Repeat every record exactly, but keep images out of the copy.
=== MATERIAL FOR THE TASK ===
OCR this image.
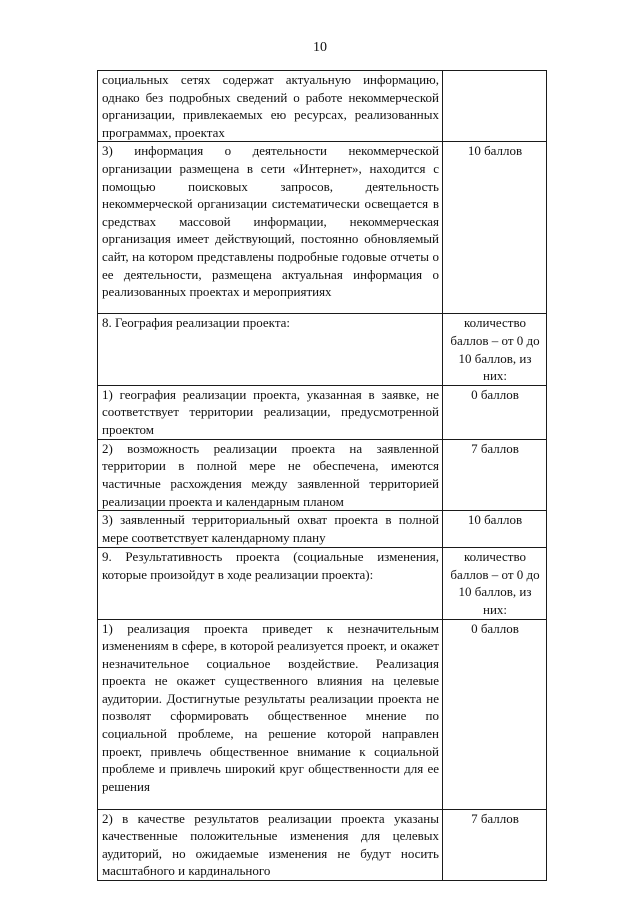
10
социальных сетях содержат актуальную информацию, однако без подробных сведений о работе некоммерческой организации, привлекаемых ею ресурсах, реализованных программах, проектах	

3) информация о деятельности некоммерческой организации размещена в сети «Интернет», находится с помощью поисковых запросов, деятельность некоммерческой организации систематически освещается в средствах массовой информации, некоммерческая организация имеет действующий, постоянно обновляемый сайт, на котором представлены подробные годовые отчеты о ее деятельности, размещена актуальная информация о реализованных проектах и мероприятиях	10 баллов

8. География реализации проекта:	количество баллов – от 0 до 10 баллов, из них:

1) география реализации проекта, указанная в заявке, не соответствует территории реализации, предусмотренной проектом	0 баллов

2) возможность реализации проекта на заявленной территории в полной мере не обеспечена, имеются частичные расхождения между заявленной территорией реализации проекта и календарным планом	7 баллов

3) заявленный территориальный охват проекта в полной мере соответствует календарному плану	10 баллов

9. Результативность проекта (социальные изменения, которые произойдут в ходе реализации проекта):	количество баллов – от 0 до 10 баллов, из них:

1) реализация проекта приведет к незначительным изменениям в сфере, в которой реализуется проект, и окажет незначительное социальное воздействие. Реализация проекта не окажет существенного влияния на целевые аудитории. Достигнутые результаты реализации проекта не позволят сформировать общественное мнение по социальной проблеме, на решение которой направлен проект, привлечь общественное внимание к социальной проблеме и привлечь широкий круг общественности для ее решения	0 баллов

2) в качестве результатов реализации проекта указаны качественные положительные изменения для целевых аудиторий, но ожидаемые изменения не будут носить масштабного и кардинального	7 баллов
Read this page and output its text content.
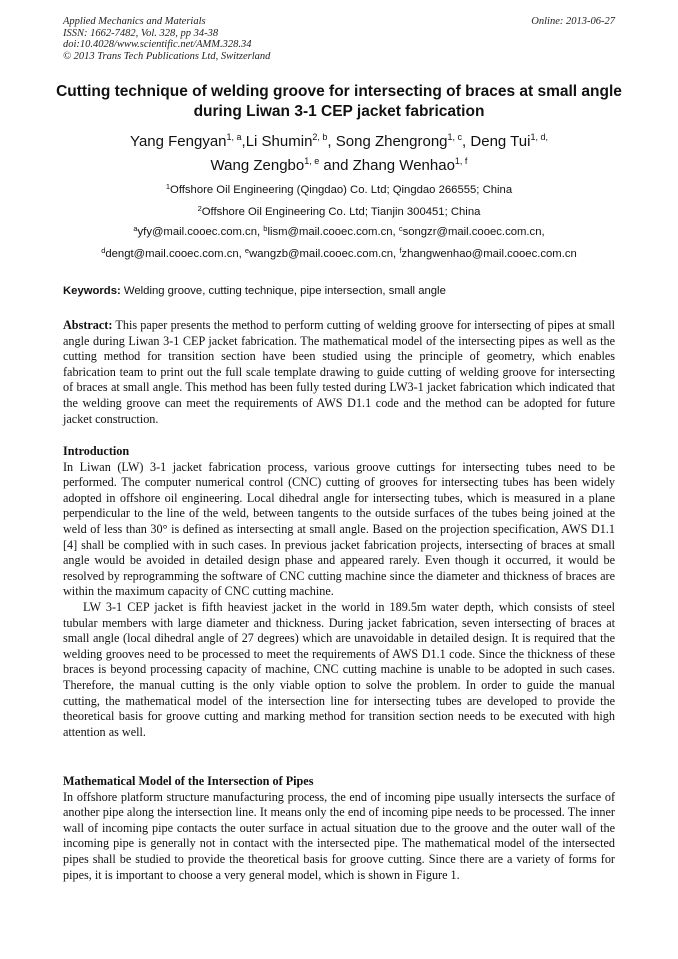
Applied Mechanics and Materials
ISSN: 1662-7482, Vol. 328, pp 34-38
doi:10.4028/www.scientific.net/AMM.328.34
© 2013 Trans Tech Publications Ltd, Switzerland
Online: 2013-06-27
Cutting technique of welding groove for intersecting of braces at small angle during Liwan 3-1 CEP jacket fabrication
Yang Fengyan$^{1, a}$,Li Shumin$^{2, b}$, Song Zhengrong$^{1, c}$, Deng Tui$^{1, d,}$
Wang Zengbo$^{1, e}$ and Zhang Wenhao$^{1, f}$
$^1$Offshore Oil Engineering (Qingdao) Co. Ltd; Qingdao 266555; China
$^2$Offshore Oil Engineering Co. Ltd; Tianjin 300451; China
$^a$yfy@mail.cooec.com.cn, $^b$lism@mail.cooec.com.cn, $^c$songzr@mail.cooec.com.cn,
$^d$dengt@mail.cooec.com.cn, $^e$wangzb@mail.cooec.com.cn, $^f$zhangwenhao@mail.cooec.com.cn
Keywords: Welding groove, cutting technique, pipe intersection, small angle

Abstract: This paper presents the method to perform cutting of welding groove for intersecting of pipes at small angle during Liwan 3-1 CEP jacket fabrication. The mathematical model of the intersecting pipes as well as the cutting method for transition section have been studied using the principle of geometry, which enables fabrication team to print out the full scale template drawing to guide cutting of welding groove for intersecting of braces at small angle. This method has been fully tested during LW3-1 jacket fabrication which indicated that the welding groove can meet the requirements of AWS D1.1 code and the method can be adopted for future jacket construction.

Introduction

In Liwan (LW) 3-1 jacket fabrication process, various groove cuttings for intersecting tubes need to be performed. The computer numerical control (CNC) cutting of grooves for intersecting tubes has been widely adopted in offshore oil engineering. Local dihedral angle for intersecting tubes, which is measured in a plane perpendicular to the line of the weld, between tangents to the outside surfaces of the tubes being joined at the weld of less than 30° is defined as intersecting at small angle. Based on the projection specification, AWS D1.1 [4] shall be complied with in such cases. In previous jacket fabrication projects, intersecting of braces at small angle would be avoided in detailed design phase and appeared rarely. Even though it occurred, it would be resolved by reprogramming the software of CNC cutting machine since the diameter and thickness of braces are within the maximum capacity of CNC cutting machine.

LW 3-1 CEP jacket is fifth heaviest jacket in the world in 189.5m water depth, which consists of steel tubular members with large diameter and thickness. During jacket fabrication, seven intersecting of braces at small angle (local dihedral angle of 27 degrees) which are unavoidable in detailed design. It is required that the welding grooves need to be processed to meet the requirements of AWS D1.1 code. Since the thickness of these braces is beyond processing capacity of machine, CNC cutting machine is unable to be adopted in such cases. Therefore, the manual cutting is the only viable option to solve the problem. In order to guide the manual cutting, the mathematical model of the intersection line for intersecting tubes are developed to provide the theoretical basis for groove cutting and marking method for transition section needs to be executed with high attention as well.

Mathematical Model of the Intersection of Pipes

In offshore platform structure manufacturing process, the end of incoming pipe usually intersects the surface of another pipe along the intersection line. It means only the end of incoming pipe needs to be processed. The inner wall of incoming pipe contacts the outer surface in actual situation due to the groove and the outer wall of the incoming pipe is generally not in contact with the intersected pipe. The mathematical model of the intersected pipes shall be studied to provide the theoretical basis for groove cutting. Since there are a variety of forms for pipes, it is important to choose a very general model, which is shown in Figure 1.
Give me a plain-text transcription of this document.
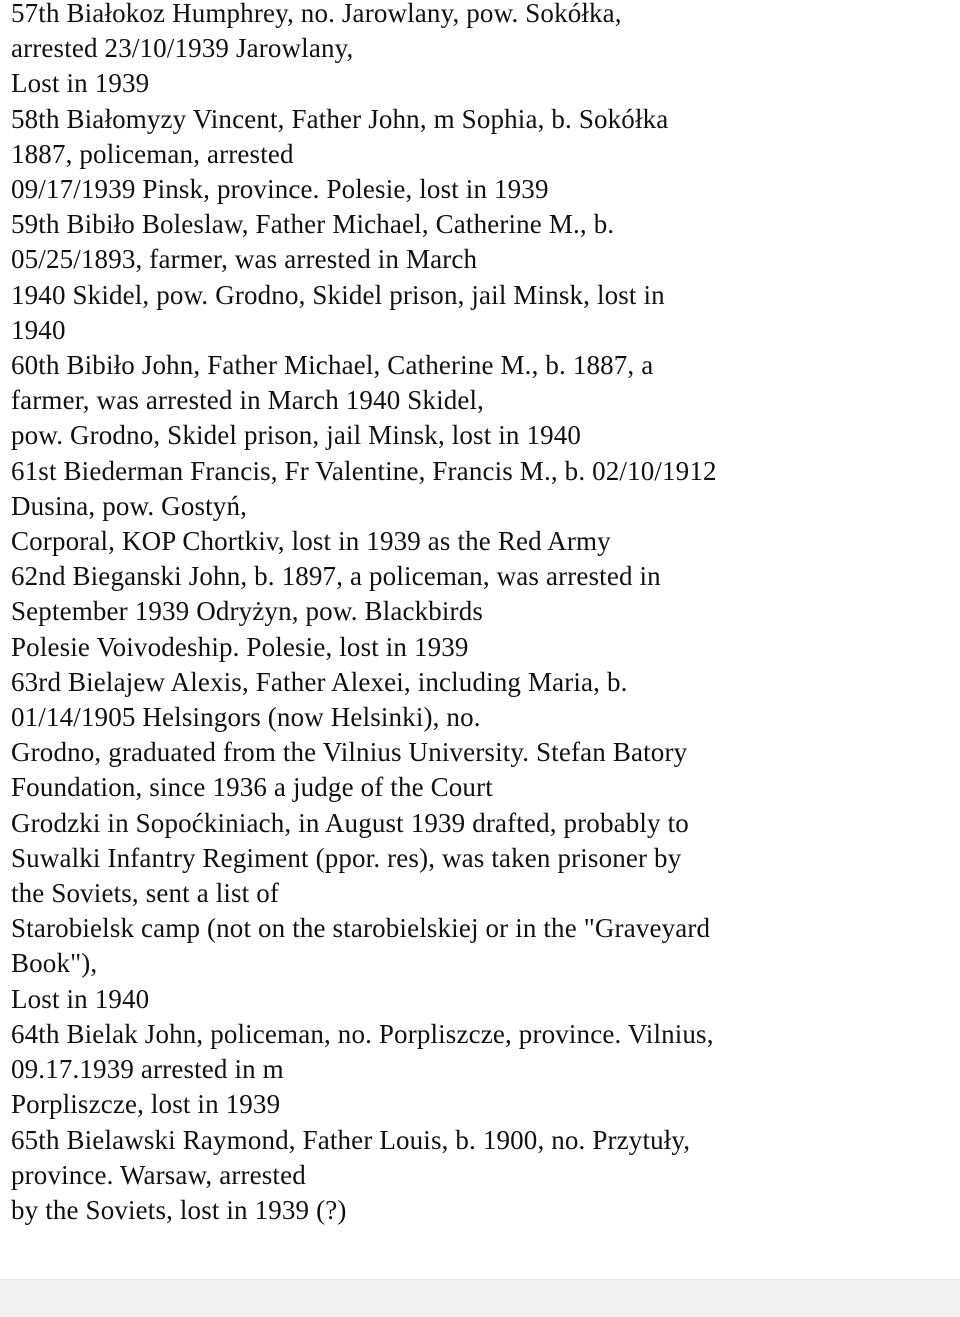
57th Białokoz Humphrey, no. Jarowlany, pow. Sokółka,
arrested 23/10/1939 Jarowlany,
Lost in 1939
58th Białomyzy Vincent, Father John, m Sophia, b. Sokółka
1887, policeman, arrested
09/17/1939 Pinsk, province. Polesie, lost in 1939
59th Bibiło Boleslaw, Father Michael, Catherine M., b.
05/25/1893, farmer, was arrested in March
1940 Skidel, pow. Grodno, Skidel prison, jail Minsk, lost in
1940
60th Bibiło John, Father Michael, Catherine M., b. 1887, a
farmer, was arrested in March 1940 Skidel,
pow. Grodno, Skidel prison, jail Minsk, lost in 1940
61st Biederman Francis, Fr Valentine, Francis M., b. 02/10/1912
Dusina, pow. Gostyń,
Corporal, KOP Chortkiv, lost in 1939 as the Red Army
62nd Bieganski John, b. 1897, a policeman, was arrested in
September 1939 Odryżyn, pow. Blackbirds
Polesie Voivodeship. Polesie, lost in 1939
63rd Bielajew Alexis, Father Alexei, including Maria, b.
01/14/1905 Helsingors (now Helsinki), no.
Grodno, graduated from the Vilnius University. Stefan Batory
Foundation, since 1936 a judge of the Court
Grodzki in Sopoćkiniach, in August 1939 drafted, probably to
Suwalki Infantry Regiment (ppor. res), was taken prisoner by
the Soviets, sent a list of
Starobielsk camp (not on the starobielskiej or in the "Graveyard
Book"),
Lost in 1940
64th Bielak John, policeman, no. Porpliszcze, province. Vilnius,
09.17.1939 arrested in m
Porpliszcze, lost in 1939
65th Bielawski Raymond, Father Louis, b. 1900, no. Przytuły,
province. Warsaw, arrested
by the Soviets, lost in 1939 (?)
===
> _RESULT_:
OCR this image.
10
социальных сетях содержат актуальную информацию, однако без подробных сведений о работе некоммерческой организации, привлекаемых ею ресурсах, реализованных программах, проектах	

3) информация о деятельности некоммерческой организации размещена в сети «Интернет», находится с помощью поисковых запросов, деятельность некоммерческой организации систематически освещается в средствах массовой информации, некоммерческая организация имеет действующий, постоянно обновляемый сайт, на котором представлены подробные годовые отчеты о ее деятельности, размещена актуальная информация о реализованных проектах и мероприятиях	10 баллов

8. География реализации проекта:	количество баллов – от 0 до 10 баллов, из них:

1) география реализации проекта, указанная в заявке, не соответствует территории реализации, предусмотренной проектом	0 баллов

2) возможность реализации проекта на заявленной территории в полной мере не обеспечена, имеются частичные расхождения между заявленной территорией реализации проекта и календарным планом	7 баллов

3) заявленный территориальный охват проекта в полной мере соответствует календарному плану	10 баллов

9. Результативность проекта (социальные изменения, которые произойдут в ходе реализации проекта):	количество баллов – от 0 до 10 баллов, из них:

1) реализация проекта приведет к незначительным изменениям в сфере, в которой реализуется проект, и окажет незначительное социальное воздействие. Реализация проекта не окажет существенного влияния на целевые аудитории. Достигнутые результаты реализации проекта не позволят сформировать общественное мнение по социальной проблеме, на решение которой направлен проект, привлечь общественное внимание к социальной проблеме и привлечь широкий круг общественности для ее решения	0 баллов

2) в качестве результатов реализации проекта указаны качественные положительные изменения для целевых аудиторий, но ожидаемые изменения не будут носить масштабного и кардинального	7 баллов
Read this page and output its text content.
Applied Mechanics and Materials
ISSN: 1662-7482, Vol. 328, pp 34-38
doi:10.4028/www.scientific.net/AMM.328.34
© 2013 Trans Tech Publications Ltd, Switzerland
Online: 2013-06-27
Cutting technique of welding groove for intersecting of braces at small angle during Liwan 3-1 CEP jacket fabrication
Yang Fengyan$^{1, a}$,Li Shumin$^{2, b}$, Song Zhengrong$^{1, c}$, Deng Tui$^{1, d,}$
Wang Zengbo$^{1, e}$ and Zhang Wenhao$^{1, f}$
$^1$Offshore Oil Engineering (Qingdao) Co. Ltd; Qingdao 266555; China
$^2$Offshore Oil Engineering Co. Ltd; Tianjin 300451; China
$^a$yfy@mail.cooec.com.cn, $^b$lism@mail.cooec.com.cn, $^c$songzr@mail.cooec.com.cn,
$^d$dengt@mail.cooec.com.cn, $^e$wangzb@mail.cooec.com.cn, $^f$zhangwenhao@mail.cooec.com.cn
Keywords: Welding groove, cutting technique, pipe intersection, small angle

Abstract: This paper presents the method to perform cutting of welding groove for intersecting of pipes at small angle during Liwan 3-1 CEP jacket fabrication. The mathematical model of the intersecting pipes as well as the cutting method for transition section have been studied using the principle of geometry, which enables fabrication team to print out the full scale template drawing to guide cutting of welding groove for intersecting of braces at small angle. This method has been fully tested during LW3-1 jacket fabrication which indicated that the welding groove can meet the requirements of AWS D1.1 code and the method can be adopted for future jacket construction.

Introduction

In Liwan (LW) 3-1 jacket fabrication process, various groove cuttings for intersecting tubes need to be performed. The computer numerical control (CNC) cutting of grooves for intersecting tubes has been widely adopted in offshore oil engineering. Local dihedral angle for intersecting tubes, which is measured in a plane perpendicular to the line of the weld, between tangents to the outside surfaces of the tubes being joined at the weld of less than 30° is defined as intersecting at small angle. Based on the projection specification, AWS D1.1 [4] shall be complied with in such cases. In previous jacket fabrication projects, intersecting of braces at small angle would be avoided in detailed design phase and appeared rarely. Even though it occurred, it would be resolved by reprogramming the software of CNC cutting machine since the diameter and thickness of braces are within the maximum capacity of CNC cutting machine.

LW 3-1 CEP jacket is fifth heaviest jacket in the world in 189.5m water depth, which consists of steel tubular members with large diameter and thickness. During jacket fabrication, seven intersecting of braces at small angle (local dihedral angle of 27 degrees) which are unavoidable in detailed design. It is required that the welding grooves need to be processed to meet the requirements of AWS D1.1 code. Since the thickness of these braces is beyond processing capacity of machine, CNC cutting machine is unable to be adopted in such cases. Therefore, the manual cutting is the only viable option to solve the problem. In order to guide the manual cutting, the mathematical model of the intersection line for intersecting tubes are developed to provide the theoretical basis for groove cutting and marking method for transition section needs to be executed with high attention as well.

Mathematical Model of the Intersection of Pipes

In offshore platform structure manufacturing process, the end of incoming pipe usually intersects the surface of another pipe along the intersection line. It means only the end of incoming pipe needs to be processed. The inner wall of incoming pipe contacts the outer surface in actual situation due to the groove and the outer wall of the incoming pipe is generally not in contact with the intersected pipe. The mathematical model of the intersected pipes shall be studied to provide the theoretical basis for groove cutting. Since there are a variety of forms for pipes, it is important to choose a very general model, which is shown in Figure 1.
Give me a plain-text transcription of this document.
57th Białokoz Humphrey, no. Jarowlany, pow. Sokółka,
arrested 23/10/1939 Jarowlany,
Lost in 1939
58th Białomyzy Vincent, Father John, m Sophia, b. Sokółka
1887, policeman, arrested
09/17/1939 Pinsk, province. Polesie, lost in 1939
59th Bibiło Boleslaw, Father Michael, Catherine M., b.
05/25/1893, farmer, was arrested in March
1940 Skidel, pow. Grodno, Skidel prison, jail Minsk, lost in
1940
60th Bibiło John, Father Michael, Catherine M., b. 1887, a
farmer, was arrested in March 1940 Skidel,
pow. Grodno, Skidel prison, jail Minsk, lost in 1940
61st Biederman Francis, Fr Valentine, Francis M., b. 02/10/1912
Dusina, pow. Gostyń,
Corporal, KOP Chortkiv, lost in 1939 as the Red Army
62nd Bieganski John, b. 1897, a policeman, was arrested in
September 1939 Odryżyn, pow. Blackbirds
Polesie Voivodeship. Polesie, lost in 1939
63rd Bielajew Alexis, Father Alexei, including Maria, b.
01/14/1905 Helsingors (now Helsinki), no.
Grodno, graduated from the Vilnius University. Stefan Batory
Foundation, since 1936 a judge of the Court
Grodzki in Sopoćkiniach, in August 1939 drafted, probably to
Suwalki Infantry Regiment (ppor. res), was taken prisoner by
the Soviets, sent a list of
Starobielsk camp (not on the starobielskiej or in the "Graveyard
Book"),
Lost in 1940
64th Bielak John, policeman, no. Porpliszcze, province. Vilnius,
09.17.1939 arrested in m
Porpliszcze, lost in 1939
65th Bielawski Raymond, Father Louis, b. 1900, no. Przytuły,
province. Warsaw, arrested
by the Soviets, lost in 1939 (?)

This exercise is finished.